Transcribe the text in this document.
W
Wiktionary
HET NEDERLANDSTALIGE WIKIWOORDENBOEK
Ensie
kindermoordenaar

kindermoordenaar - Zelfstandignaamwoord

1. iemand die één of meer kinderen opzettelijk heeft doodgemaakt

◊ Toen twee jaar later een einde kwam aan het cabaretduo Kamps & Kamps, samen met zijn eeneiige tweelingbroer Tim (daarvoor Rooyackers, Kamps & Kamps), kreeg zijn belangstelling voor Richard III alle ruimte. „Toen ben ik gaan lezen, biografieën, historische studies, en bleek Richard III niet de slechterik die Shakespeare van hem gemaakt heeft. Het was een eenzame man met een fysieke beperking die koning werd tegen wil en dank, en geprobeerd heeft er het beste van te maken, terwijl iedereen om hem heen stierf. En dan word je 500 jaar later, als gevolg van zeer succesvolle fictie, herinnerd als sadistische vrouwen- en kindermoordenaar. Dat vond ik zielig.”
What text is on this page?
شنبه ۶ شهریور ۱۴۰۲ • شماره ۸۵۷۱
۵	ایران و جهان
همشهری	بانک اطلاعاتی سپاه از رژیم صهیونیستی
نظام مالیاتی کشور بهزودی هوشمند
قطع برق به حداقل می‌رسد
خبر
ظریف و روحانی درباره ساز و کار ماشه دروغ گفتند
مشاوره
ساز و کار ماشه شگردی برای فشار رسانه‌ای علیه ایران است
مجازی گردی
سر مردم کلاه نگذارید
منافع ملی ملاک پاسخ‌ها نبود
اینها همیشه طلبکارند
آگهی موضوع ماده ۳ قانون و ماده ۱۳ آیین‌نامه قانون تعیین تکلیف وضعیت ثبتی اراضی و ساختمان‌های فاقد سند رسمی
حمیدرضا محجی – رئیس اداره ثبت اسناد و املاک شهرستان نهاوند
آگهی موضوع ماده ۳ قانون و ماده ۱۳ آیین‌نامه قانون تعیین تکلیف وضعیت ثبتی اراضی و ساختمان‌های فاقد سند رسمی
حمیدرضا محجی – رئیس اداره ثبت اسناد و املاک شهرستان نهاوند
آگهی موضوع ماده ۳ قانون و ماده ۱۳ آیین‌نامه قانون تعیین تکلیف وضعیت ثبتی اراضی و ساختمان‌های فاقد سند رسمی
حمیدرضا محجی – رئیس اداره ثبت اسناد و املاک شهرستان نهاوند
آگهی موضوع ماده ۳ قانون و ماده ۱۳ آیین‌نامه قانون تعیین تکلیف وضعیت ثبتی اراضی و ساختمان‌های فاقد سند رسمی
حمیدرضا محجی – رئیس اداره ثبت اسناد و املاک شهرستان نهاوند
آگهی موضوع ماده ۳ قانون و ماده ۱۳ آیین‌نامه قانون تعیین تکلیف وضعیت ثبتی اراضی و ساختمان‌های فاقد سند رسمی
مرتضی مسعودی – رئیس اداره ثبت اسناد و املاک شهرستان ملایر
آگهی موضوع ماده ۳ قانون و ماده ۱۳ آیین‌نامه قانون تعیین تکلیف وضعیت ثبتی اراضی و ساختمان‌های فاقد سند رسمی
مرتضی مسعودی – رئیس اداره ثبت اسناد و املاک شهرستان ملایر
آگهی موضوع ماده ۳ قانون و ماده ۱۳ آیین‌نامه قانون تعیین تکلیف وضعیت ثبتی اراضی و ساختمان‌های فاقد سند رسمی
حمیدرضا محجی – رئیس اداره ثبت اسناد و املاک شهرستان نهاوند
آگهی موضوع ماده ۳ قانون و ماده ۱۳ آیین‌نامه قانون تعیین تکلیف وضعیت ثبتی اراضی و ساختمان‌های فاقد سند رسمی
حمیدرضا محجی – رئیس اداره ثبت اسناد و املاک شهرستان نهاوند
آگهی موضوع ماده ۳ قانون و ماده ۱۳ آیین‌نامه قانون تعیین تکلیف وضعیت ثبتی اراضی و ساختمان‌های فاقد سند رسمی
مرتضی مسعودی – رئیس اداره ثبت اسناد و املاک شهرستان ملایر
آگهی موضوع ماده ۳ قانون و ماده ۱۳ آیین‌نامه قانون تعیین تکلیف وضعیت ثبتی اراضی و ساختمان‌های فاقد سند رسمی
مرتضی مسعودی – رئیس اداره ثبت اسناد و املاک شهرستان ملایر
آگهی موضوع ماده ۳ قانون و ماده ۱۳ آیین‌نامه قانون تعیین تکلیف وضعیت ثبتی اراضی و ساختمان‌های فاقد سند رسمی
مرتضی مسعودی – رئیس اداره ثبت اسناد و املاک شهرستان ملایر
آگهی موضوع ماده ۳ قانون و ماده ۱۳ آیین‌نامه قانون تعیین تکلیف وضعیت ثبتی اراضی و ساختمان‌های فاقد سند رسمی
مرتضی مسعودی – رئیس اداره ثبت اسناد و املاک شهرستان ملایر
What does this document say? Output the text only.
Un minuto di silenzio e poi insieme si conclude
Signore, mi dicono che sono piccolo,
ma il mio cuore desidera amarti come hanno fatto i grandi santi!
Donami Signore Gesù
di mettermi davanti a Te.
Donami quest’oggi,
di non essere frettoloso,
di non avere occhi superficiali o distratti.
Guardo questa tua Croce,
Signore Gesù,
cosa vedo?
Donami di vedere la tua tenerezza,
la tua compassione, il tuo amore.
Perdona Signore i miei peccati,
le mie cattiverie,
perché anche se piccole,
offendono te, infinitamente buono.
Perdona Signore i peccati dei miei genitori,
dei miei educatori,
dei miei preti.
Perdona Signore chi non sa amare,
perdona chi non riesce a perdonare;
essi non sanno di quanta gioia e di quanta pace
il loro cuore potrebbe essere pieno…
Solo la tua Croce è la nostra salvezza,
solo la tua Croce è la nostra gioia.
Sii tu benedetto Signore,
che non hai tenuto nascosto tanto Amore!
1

#### BRIEF
From the material given, work out how many lines hold the string "document"; state that number and nothing further.

#### EXPECTED ANSWER
2